Extracted records:
================

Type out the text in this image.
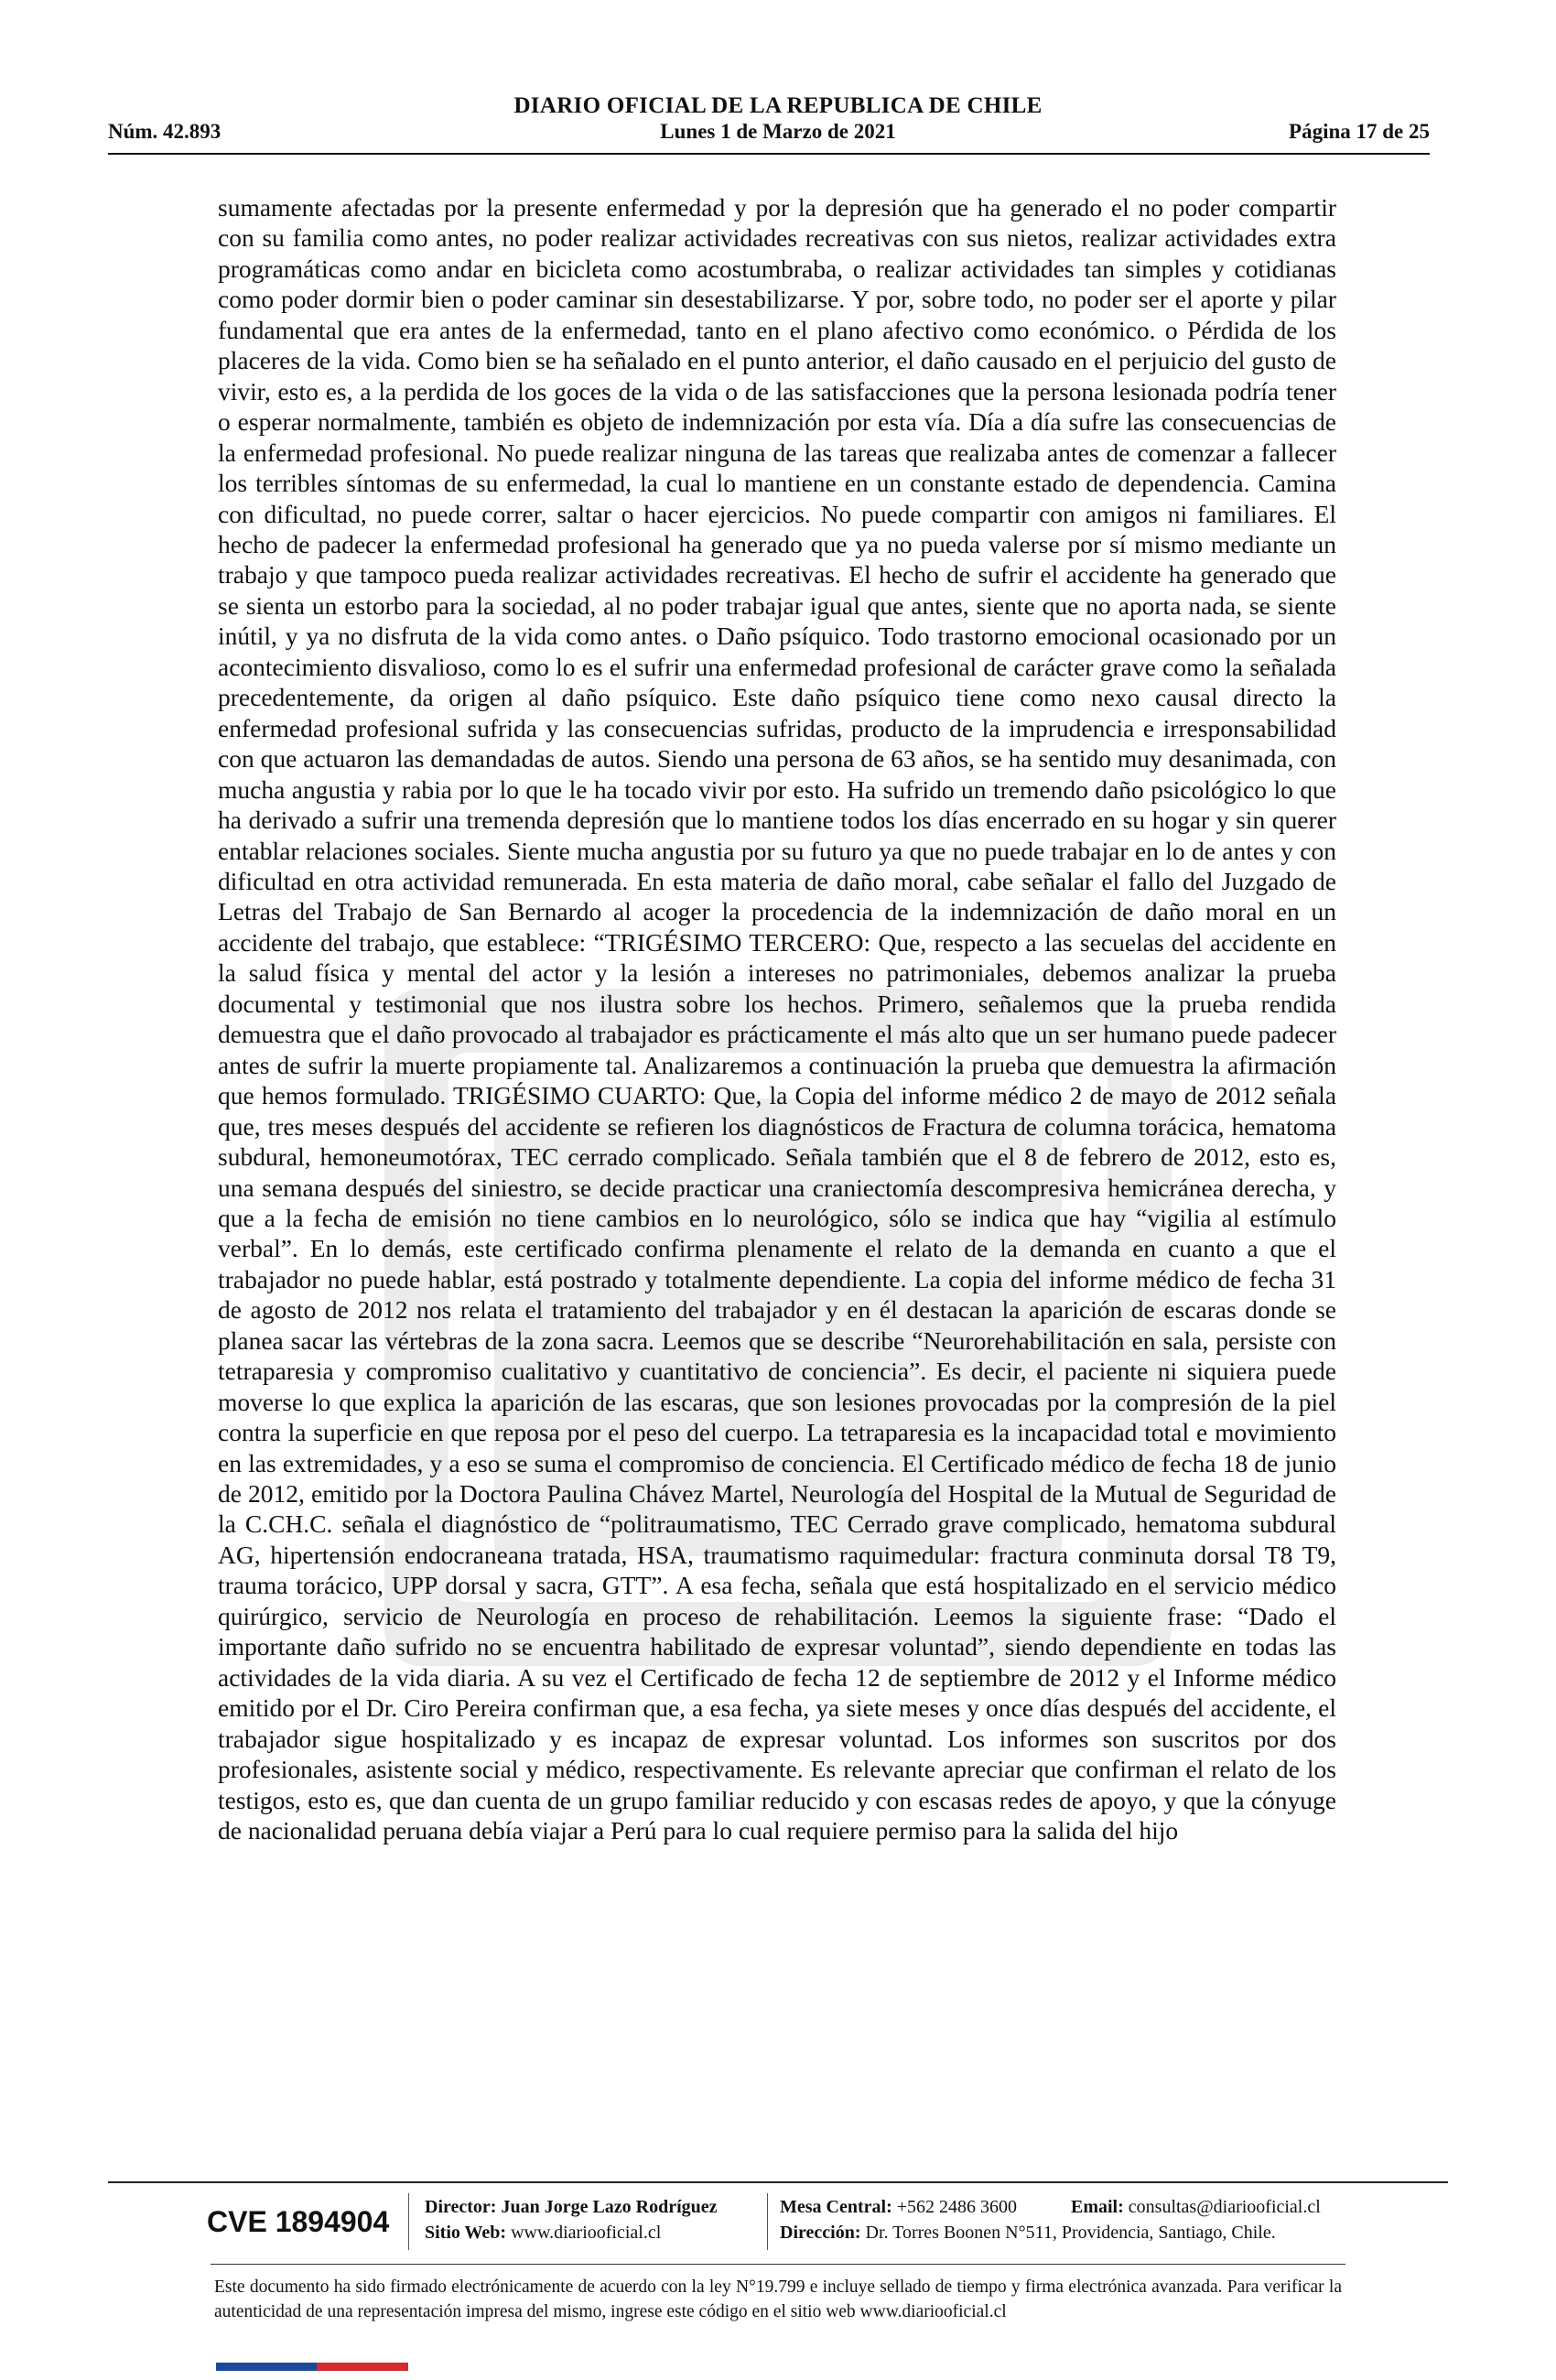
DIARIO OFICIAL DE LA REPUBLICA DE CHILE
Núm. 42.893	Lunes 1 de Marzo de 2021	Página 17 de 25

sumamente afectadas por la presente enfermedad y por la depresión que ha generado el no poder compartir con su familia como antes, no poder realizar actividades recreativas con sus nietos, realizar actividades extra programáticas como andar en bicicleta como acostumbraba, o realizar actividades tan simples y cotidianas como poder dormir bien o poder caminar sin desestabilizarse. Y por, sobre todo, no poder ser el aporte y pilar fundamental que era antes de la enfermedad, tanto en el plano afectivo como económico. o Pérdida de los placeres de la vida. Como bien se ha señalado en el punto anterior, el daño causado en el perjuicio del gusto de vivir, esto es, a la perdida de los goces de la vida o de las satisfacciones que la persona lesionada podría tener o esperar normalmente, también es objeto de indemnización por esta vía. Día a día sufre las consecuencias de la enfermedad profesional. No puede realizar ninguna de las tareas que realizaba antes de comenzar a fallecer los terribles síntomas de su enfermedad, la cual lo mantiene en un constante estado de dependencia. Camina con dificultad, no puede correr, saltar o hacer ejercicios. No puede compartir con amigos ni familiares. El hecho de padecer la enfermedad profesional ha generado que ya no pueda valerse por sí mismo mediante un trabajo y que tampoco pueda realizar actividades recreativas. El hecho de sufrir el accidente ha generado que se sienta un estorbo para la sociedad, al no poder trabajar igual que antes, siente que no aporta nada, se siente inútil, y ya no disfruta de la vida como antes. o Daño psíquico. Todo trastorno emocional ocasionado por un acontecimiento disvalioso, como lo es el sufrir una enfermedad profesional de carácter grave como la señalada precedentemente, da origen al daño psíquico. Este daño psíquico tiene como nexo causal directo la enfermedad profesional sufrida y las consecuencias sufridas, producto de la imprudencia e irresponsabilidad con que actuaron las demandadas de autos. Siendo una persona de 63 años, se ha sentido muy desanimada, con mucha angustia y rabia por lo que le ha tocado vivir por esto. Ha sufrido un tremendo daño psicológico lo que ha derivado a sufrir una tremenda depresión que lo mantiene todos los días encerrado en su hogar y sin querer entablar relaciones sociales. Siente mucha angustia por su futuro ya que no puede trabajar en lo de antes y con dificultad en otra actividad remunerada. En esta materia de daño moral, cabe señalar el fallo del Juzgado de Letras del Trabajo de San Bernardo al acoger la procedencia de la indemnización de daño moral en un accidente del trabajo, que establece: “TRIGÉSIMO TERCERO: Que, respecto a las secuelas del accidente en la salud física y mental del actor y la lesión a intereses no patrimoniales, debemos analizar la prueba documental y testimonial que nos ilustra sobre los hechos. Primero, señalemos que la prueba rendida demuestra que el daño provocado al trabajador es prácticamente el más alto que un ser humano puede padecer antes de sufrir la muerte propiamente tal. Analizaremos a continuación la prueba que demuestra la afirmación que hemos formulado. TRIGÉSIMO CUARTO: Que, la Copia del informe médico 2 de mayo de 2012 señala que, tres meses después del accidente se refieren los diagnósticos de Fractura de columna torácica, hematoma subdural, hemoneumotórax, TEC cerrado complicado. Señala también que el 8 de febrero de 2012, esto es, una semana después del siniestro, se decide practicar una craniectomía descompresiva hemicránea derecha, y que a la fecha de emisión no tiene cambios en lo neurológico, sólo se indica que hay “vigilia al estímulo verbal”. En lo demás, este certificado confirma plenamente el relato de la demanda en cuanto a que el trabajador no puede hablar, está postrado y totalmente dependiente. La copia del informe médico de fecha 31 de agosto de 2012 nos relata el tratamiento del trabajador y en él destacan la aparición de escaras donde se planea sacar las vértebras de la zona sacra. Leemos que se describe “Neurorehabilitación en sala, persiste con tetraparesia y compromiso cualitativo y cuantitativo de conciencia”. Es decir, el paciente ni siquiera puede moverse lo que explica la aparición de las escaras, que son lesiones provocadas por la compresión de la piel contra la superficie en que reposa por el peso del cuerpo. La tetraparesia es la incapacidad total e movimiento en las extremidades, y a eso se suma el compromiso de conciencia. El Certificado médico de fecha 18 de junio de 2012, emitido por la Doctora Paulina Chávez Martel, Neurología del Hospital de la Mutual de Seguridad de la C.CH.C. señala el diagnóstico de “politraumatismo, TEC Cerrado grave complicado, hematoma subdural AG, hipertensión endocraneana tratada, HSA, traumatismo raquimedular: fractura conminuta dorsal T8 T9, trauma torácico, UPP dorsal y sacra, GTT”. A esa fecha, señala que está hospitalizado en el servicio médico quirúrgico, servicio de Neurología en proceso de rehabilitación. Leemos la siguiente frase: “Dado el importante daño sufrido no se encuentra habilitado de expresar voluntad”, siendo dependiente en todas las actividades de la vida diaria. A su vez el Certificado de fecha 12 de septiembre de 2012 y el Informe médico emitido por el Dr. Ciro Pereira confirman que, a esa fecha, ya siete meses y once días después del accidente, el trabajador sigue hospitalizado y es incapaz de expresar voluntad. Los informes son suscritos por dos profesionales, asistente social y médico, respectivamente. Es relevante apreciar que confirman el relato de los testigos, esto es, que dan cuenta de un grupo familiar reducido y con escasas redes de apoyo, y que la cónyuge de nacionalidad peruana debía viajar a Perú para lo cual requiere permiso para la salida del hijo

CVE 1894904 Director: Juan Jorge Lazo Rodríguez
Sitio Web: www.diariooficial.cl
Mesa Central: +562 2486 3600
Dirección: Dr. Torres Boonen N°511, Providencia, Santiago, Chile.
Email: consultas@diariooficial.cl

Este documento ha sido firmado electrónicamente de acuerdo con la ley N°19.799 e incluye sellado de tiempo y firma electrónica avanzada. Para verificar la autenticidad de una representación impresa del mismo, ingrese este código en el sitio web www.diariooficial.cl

================

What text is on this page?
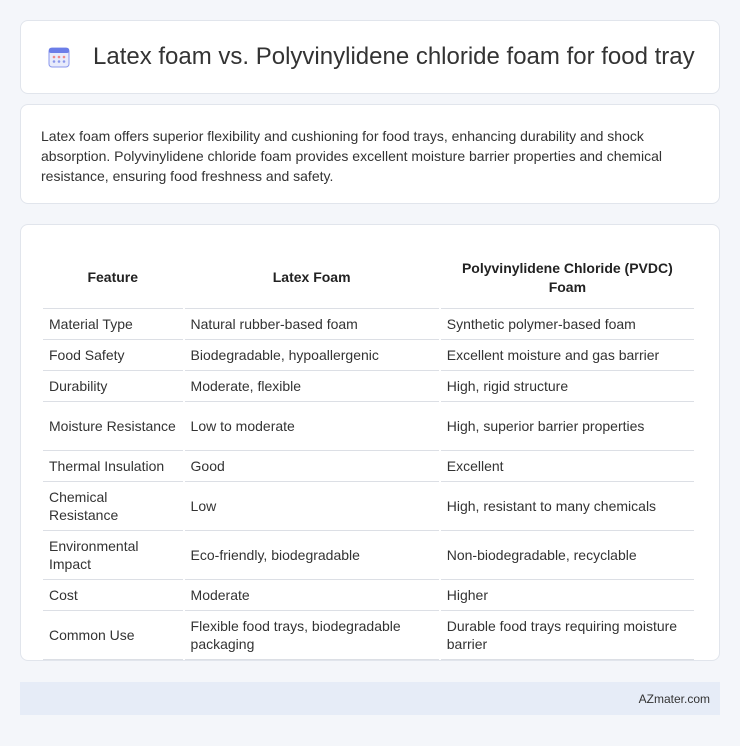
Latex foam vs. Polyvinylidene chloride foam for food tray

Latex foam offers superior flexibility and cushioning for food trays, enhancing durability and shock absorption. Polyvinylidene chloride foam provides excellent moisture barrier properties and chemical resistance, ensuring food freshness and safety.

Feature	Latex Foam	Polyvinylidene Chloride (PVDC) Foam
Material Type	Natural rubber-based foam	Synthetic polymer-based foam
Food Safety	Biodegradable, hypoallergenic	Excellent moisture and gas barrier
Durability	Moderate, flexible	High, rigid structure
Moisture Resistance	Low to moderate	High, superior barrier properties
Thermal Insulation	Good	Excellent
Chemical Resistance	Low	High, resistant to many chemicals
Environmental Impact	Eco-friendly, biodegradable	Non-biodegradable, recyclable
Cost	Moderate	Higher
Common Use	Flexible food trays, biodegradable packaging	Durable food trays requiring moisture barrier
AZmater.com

================

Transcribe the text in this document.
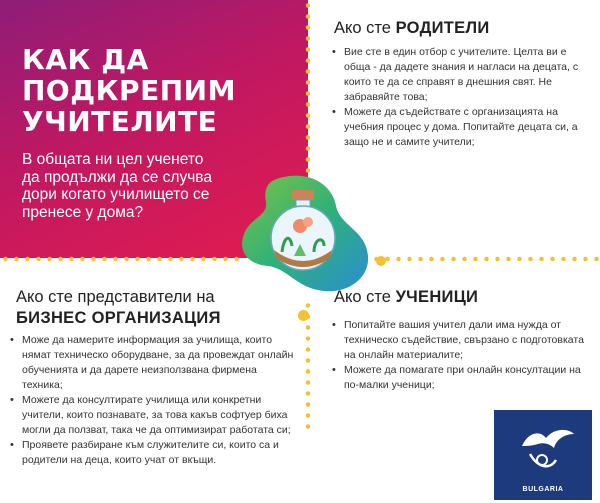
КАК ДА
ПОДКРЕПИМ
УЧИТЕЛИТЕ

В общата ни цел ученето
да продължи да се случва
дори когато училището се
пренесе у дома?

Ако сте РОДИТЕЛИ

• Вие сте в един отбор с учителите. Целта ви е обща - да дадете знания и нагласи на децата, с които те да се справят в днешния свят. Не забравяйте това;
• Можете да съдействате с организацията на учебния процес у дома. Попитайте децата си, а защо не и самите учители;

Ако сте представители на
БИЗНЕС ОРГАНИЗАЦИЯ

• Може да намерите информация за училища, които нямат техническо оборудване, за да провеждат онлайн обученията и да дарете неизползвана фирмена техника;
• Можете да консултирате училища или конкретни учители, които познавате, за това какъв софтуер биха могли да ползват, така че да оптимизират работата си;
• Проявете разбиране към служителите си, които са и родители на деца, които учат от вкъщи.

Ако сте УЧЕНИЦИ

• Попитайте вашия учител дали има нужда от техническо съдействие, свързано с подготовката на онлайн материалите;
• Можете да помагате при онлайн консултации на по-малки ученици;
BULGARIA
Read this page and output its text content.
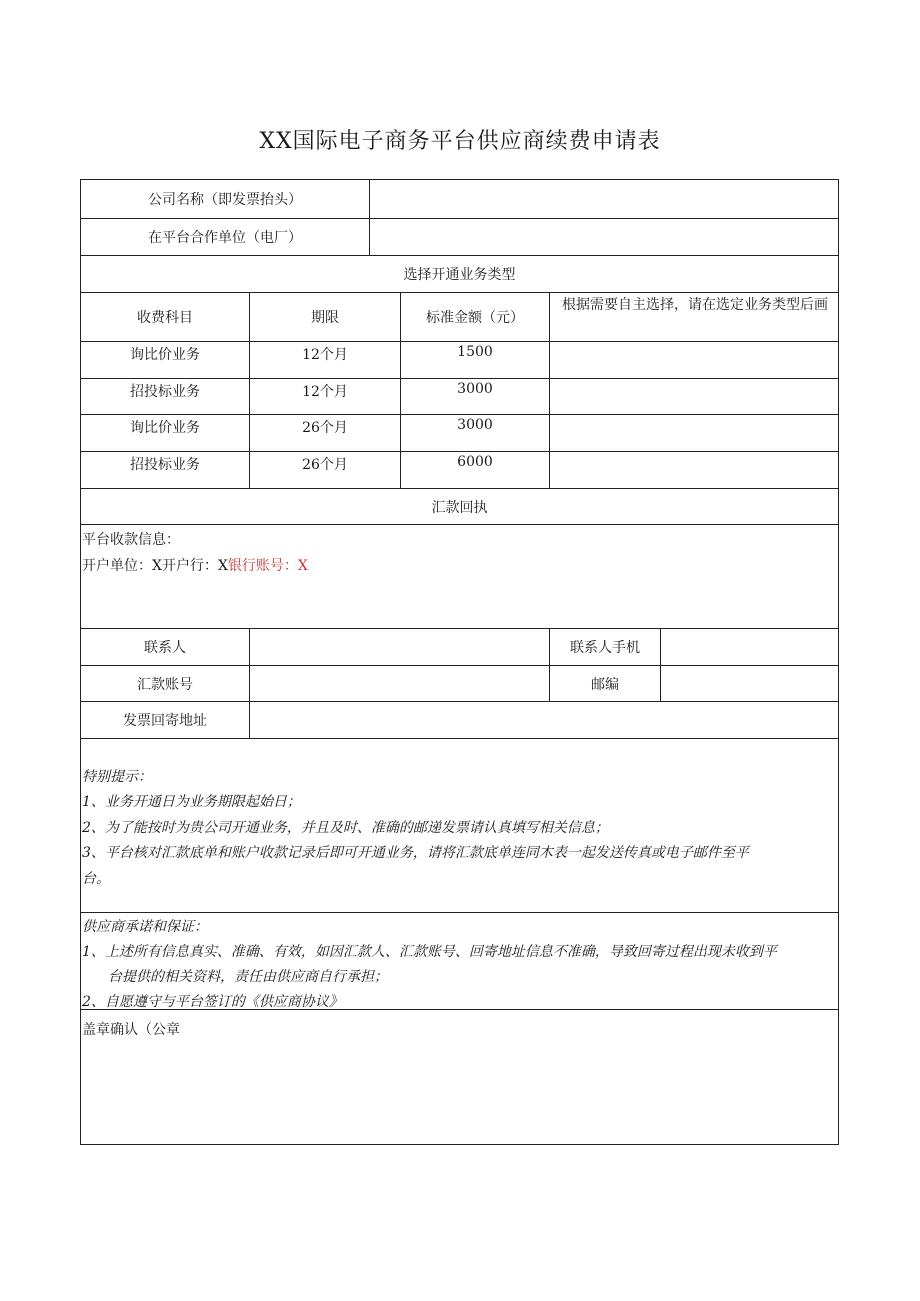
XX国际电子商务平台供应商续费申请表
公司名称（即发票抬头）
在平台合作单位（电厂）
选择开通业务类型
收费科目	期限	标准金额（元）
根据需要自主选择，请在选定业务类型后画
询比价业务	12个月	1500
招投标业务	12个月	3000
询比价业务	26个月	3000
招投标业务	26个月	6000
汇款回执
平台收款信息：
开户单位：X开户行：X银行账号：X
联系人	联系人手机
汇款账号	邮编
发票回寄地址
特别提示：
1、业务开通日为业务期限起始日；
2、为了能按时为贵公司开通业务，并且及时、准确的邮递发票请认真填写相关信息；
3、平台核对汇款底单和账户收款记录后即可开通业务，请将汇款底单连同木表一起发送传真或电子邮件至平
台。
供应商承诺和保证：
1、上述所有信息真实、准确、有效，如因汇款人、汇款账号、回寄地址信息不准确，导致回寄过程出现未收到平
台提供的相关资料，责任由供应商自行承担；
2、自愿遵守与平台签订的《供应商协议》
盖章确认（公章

================

Problem details: From the records above, pull out every line containing the word "училища".

Finished exercise:
• Може да намерите информация за училища, които нямат техническо оборудване, за да провеждат онлайн обученията и да дарете неизползвана фирмена техника;
• Можете да консултирате училища или конкретни учители, които познавате, за това какъв софтуер биха могли да ползват, така че да оптимизират работата си;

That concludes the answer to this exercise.